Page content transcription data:
Content starts

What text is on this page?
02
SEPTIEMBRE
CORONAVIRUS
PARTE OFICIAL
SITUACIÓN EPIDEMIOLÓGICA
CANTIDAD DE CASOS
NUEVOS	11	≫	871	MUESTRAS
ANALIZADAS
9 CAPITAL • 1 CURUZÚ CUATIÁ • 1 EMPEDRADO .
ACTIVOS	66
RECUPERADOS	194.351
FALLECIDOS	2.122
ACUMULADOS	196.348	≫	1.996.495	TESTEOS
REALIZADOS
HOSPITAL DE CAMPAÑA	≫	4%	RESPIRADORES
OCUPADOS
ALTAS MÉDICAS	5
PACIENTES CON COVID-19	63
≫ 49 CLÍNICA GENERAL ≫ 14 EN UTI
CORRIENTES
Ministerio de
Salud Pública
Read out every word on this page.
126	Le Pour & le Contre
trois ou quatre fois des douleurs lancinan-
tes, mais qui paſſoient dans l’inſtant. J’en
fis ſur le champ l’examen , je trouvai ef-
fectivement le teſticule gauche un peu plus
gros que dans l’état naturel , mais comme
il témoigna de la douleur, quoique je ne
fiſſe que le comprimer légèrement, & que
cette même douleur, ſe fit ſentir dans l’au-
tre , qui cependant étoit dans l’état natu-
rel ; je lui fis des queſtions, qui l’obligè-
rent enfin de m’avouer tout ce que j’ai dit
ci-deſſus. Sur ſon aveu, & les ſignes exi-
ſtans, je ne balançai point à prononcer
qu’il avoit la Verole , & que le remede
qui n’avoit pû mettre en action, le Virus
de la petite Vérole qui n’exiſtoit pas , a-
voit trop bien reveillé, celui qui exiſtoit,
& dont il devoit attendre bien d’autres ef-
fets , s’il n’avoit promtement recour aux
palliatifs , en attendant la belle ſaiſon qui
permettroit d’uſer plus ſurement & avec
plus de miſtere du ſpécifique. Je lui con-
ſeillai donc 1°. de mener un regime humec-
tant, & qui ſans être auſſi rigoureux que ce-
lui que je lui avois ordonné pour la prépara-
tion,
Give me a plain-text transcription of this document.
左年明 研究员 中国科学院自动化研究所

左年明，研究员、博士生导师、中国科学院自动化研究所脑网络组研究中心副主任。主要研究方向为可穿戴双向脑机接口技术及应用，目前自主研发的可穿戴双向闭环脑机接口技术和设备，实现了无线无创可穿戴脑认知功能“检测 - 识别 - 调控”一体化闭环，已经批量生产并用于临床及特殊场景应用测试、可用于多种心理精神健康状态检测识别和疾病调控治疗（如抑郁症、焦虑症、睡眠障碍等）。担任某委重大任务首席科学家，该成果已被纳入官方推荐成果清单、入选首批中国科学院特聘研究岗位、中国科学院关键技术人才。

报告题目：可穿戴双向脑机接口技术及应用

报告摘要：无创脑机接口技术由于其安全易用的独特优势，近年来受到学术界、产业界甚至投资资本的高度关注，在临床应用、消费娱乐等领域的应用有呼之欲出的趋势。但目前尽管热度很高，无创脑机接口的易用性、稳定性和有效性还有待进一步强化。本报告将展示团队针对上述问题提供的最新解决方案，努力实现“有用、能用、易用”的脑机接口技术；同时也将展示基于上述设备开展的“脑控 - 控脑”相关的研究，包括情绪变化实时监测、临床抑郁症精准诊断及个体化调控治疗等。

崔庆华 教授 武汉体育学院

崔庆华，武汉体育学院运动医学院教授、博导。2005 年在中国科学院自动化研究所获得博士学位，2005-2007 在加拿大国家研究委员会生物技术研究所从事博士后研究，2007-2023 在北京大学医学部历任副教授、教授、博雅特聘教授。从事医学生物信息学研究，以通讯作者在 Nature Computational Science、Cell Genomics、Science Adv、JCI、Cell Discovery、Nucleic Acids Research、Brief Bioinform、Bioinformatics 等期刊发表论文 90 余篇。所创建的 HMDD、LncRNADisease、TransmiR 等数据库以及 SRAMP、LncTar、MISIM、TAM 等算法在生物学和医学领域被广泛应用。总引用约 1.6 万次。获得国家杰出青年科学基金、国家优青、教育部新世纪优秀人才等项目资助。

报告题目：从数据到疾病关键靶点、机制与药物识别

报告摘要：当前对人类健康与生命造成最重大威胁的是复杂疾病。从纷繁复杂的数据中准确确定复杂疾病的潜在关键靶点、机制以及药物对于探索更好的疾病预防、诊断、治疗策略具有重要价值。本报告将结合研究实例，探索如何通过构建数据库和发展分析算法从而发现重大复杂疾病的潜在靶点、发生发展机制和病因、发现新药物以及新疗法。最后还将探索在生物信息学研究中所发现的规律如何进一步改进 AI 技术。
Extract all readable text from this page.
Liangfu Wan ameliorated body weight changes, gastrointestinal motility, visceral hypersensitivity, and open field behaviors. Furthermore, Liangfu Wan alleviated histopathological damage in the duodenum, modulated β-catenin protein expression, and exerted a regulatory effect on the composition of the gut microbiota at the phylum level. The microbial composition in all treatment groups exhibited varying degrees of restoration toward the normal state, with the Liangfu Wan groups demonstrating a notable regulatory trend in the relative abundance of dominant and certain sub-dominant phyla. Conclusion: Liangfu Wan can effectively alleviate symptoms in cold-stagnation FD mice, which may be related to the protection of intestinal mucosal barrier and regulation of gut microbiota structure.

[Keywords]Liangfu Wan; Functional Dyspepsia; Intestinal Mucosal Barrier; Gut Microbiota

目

Content ends

INSTRUCTIONS TO FOLLOW >> Go through the records above and write each one out again exactly.

TASK RESULT >>
What text is on this page?
02
SEPTIEMBRE
CORONAVIRUS
PARTE OFICIAL
SITUACIÓN EPIDEMIOLÓGICA
CANTIDAD DE CASOS
NUEVOS	11	≫	871	MUESTRAS
ANALIZADAS
9 CAPITAL • 1 CURUZÚ CUATIÁ • 1 EMPEDRADO .
ACTIVOS	66
RECUPERADOS	194.351
FALLECIDOS	2.122
ACUMULADOS	196.348	≫	1.996.495	TESTEOS
REALIZADOS
HOSPITAL DE CAMPAÑA	≫	4%	RESPIRADORES
OCUPADOS
ALTAS MÉDICAS	5
PACIENTES CON COVID-19	63
≫ 49 CLÍNICA GENERAL ≫ 14 EN UTI
CORRIENTES
Ministerio de
Salud Pública
Read out every word on this page.
126	Le Pour & le Contre
trois ou quatre fois des douleurs lancinan-
tes, mais qui paſſoient dans l’inſtant. J’en
fis ſur le champ l’examen , je trouvai ef-
fectivement le teſticule gauche un peu plus
gros que dans l’état naturel , mais comme
il témoigna de la douleur, quoique je ne
fiſſe que le comprimer légèrement, & que
cette même douleur, ſe fit ſentir dans l’au-
tre , qui cependant étoit dans l’état natu-
rel ; je lui fis des queſtions, qui l’obligè-
rent enfin de m’avouer tout ce que j’ai dit
ci-deſſus. Sur ſon aveu, & les ſignes exi-
ſtans, je ne balançai point à prononcer
qu’il avoit la Verole , & que le remede
qui n’avoit pû mettre en action, le Virus
de la petite Vérole qui n’exiſtoit pas , a-
voit trop bien reveillé, celui qui exiſtoit,
& dont il devoit attendre bien d’autres ef-
fets , s’il n’avoit promtement recour aux
palliatifs , en attendant la belle ſaiſon qui
permettroit d’uſer plus ſurement & avec
plus de miſtere du ſpécifique. Je lui con-
ſeillai donc 1°. de mener un regime humec-
tant, & qui ſans être auſſi rigoureux que ce-
lui que je lui avois ordonné pour la prépara-
tion,
Give me a plain-text transcription of this document.
左年明 研究员 中国科学院自动化研究所

左年明，研究员、博士生导师、中国科学院自动化研究所脑网络组研究中心副主任。主要研究方向为可穿戴双向脑机接口技术及应用，目前自主研发的可穿戴双向闭环脑机接口技术和设备，实现了无线无创可穿戴脑认知功能“检测 - 识别 - 调控”一体化闭环，已经批量生产并用于临床及特殊场景应用测试、可用于多种心理精神健康状态检测识别和疾病调控治疗（如抑郁症、焦虑症、睡眠障碍等）。担任某委重大任务首席科学家，该成果已被纳入官方推荐成果清单、入选首批中国科学院特聘研究岗位、中国科学院关键技术人才。

报告题目：可穿戴双向脑机接口技术及应用

报告摘要：无创脑机接口技术由于其安全易用的独特优势，近年来受到学术界、产业界甚至投资资本的高度关注，在临床应用、消费娱乐等领域的应用有呼之欲出的趋势。但目前尽管热度很高，无创脑机接口的易用性、稳定性和有效性还有待进一步强化。本报告将展示团队针对上述问题提供的最新解决方案，努力实现“有用、能用、易用”的脑机接口技术；同时也将展示基于上述设备开展的“脑控 - 控脑”相关的研究，包括情绪变化实时监测、临床抑郁症精准诊断及个体化调控治疗等。

崔庆华 教授 武汉体育学院

崔庆华，武汉体育学院运动医学院教授、博导。2005 年在中国科学院自动化研究所获得博士学位，2005-2007 在加拿大国家研究委员会生物技术研究所从事博士后研究，2007-2023 在北京大学医学部历任副教授、教授、博雅特聘教授。从事医学生物信息学研究，以通讯作者在 Nature Computational Science、Cell Genomics、Science Adv、JCI、Cell Discovery、Nucleic Acids Research、Brief Bioinform、Bioinformatics 等期刊发表论文 90 余篇。所创建的 HMDD、LncRNADisease、TransmiR 等数据库以及 SRAMP、LncTar、MISIM、TAM 等算法在生物学和医学领域被广泛应用。总引用约 1.6 万次。获得国家杰出青年科学基金、国家优青、教育部新世纪优秀人才等项目资助。

报告题目：从数据到疾病关键靶点、机制与药物识别

报告摘要：当前对人类健康与生命造成最重大威胁的是复杂疾病。从纷繁复杂的数据中准确确定复杂疾病的潜在关键靶点、机制以及药物对于探索更好的疾病预防、诊断、治疗策略具有重要价值。本报告将结合研究实例，探索如何通过构建数据库和发展分析算法从而发现重大复杂疾病的潜在靶点、发生发展机制和病因、发现新药物以及新疗法。最后还将探索在生物信息学研究中所发现的规律如何进一步改进 AI 技术。
Extract all readable text from this page.
Liangfu Wan ameliorated body weight changes, gastrointestinal motility, visceral hypersensitivity, and open field behaviors. Furthermore, Liangfu Wan alleviated histopathological damage in the duodenum, modulated β-catenin protein expression, and exerted a regulatory effect on the composition of the gut microbiota at the phylum level. The microbial composition in all treatment groups exhibited varying degrees of restoration toward the normal state, with the Liangfu Wan groups demonstrating a notable regulatory trend in the relative abundance of dominant and certain sub-dominant phyla. Conclusion: Liangfu Wan can effectively alleviate symptoms in cold-stagnation FD mice, which may be related to the protection of intestinal mucosal barrier and regulation of gut microbiota structure.

[Keywords]Liangfu Wan; Functional Dyspepsia; Intestinal Mucosal Barrier; Gut Microbiota

目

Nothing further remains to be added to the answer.